Figure content listings
==================================================

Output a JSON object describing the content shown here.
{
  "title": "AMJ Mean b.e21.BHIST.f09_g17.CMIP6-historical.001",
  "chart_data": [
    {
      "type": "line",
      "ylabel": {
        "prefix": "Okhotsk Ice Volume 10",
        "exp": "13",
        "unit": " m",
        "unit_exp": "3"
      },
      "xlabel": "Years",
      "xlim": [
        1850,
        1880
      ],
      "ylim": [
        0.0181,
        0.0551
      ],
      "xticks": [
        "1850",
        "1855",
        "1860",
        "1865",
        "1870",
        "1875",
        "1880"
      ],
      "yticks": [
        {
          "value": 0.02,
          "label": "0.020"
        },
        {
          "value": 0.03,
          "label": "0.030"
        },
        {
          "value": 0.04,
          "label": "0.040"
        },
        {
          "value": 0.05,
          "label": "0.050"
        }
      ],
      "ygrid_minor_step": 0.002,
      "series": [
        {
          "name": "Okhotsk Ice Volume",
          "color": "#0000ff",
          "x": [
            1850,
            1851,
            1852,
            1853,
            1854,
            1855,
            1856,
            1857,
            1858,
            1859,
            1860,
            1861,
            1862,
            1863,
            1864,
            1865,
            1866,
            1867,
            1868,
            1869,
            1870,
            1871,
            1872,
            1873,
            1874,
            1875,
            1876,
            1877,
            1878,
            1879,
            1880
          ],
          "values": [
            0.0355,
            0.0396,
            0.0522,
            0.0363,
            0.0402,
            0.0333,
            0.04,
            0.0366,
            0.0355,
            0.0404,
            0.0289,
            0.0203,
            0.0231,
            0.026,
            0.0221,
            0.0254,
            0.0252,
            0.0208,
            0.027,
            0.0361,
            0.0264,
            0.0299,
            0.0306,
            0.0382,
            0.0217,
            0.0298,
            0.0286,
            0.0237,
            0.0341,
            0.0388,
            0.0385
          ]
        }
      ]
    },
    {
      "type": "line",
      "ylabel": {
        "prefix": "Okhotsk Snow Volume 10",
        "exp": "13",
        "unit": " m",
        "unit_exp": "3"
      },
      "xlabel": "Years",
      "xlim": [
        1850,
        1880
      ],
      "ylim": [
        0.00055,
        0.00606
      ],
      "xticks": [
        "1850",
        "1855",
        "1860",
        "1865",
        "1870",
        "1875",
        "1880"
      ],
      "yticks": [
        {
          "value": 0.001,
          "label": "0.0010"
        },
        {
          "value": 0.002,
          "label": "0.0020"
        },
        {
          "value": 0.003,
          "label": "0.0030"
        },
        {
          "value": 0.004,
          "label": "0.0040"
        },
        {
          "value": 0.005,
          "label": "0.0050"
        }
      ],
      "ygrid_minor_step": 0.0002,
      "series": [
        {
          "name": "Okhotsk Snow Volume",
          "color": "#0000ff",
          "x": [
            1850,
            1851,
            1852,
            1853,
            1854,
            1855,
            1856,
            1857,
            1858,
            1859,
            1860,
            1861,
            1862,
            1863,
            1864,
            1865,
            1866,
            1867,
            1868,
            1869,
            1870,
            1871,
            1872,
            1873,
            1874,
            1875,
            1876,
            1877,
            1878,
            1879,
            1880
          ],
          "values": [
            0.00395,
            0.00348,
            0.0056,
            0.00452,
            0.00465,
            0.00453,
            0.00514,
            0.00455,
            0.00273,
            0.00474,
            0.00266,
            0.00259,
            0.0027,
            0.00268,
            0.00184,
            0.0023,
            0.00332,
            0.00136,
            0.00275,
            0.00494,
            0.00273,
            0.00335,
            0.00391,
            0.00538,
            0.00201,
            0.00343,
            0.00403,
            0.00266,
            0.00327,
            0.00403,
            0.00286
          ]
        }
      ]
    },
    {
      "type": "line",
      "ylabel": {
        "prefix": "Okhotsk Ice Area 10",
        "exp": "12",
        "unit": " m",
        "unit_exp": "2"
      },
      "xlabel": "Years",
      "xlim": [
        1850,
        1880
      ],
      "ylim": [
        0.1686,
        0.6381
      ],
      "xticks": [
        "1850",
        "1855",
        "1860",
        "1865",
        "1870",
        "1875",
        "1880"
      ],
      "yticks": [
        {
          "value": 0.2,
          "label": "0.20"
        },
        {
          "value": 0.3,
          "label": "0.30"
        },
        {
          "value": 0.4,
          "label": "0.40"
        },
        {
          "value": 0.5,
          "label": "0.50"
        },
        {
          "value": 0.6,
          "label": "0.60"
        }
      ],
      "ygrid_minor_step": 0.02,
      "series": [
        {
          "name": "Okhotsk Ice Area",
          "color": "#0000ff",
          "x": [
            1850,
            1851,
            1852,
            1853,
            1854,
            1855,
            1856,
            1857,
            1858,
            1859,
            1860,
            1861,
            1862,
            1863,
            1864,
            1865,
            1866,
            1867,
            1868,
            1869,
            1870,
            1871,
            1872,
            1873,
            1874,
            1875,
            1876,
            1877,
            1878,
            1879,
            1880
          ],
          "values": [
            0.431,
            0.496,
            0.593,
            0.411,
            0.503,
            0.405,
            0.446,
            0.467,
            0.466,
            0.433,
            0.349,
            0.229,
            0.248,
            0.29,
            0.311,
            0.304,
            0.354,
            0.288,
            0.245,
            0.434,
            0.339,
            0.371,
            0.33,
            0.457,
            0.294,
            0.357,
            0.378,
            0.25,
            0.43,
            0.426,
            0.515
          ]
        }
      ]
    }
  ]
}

==================================================

GIVEN PROBLEM
Scan the listing above and copy all lines containing the word "Okhotsk".

RESPONSE TO THE EXERCISE
        "prefix": "Okhotsk Ice Volume 10",
          "name": "Okhotsk Ice Volume",
        "prefix": "Okhotsk Snow Volume 10",
          "name": "Okhotsk Snow Volume",
        "prefix": "Okhotsk Ice Area 10",
          "name": "Okhotsk Ice Area",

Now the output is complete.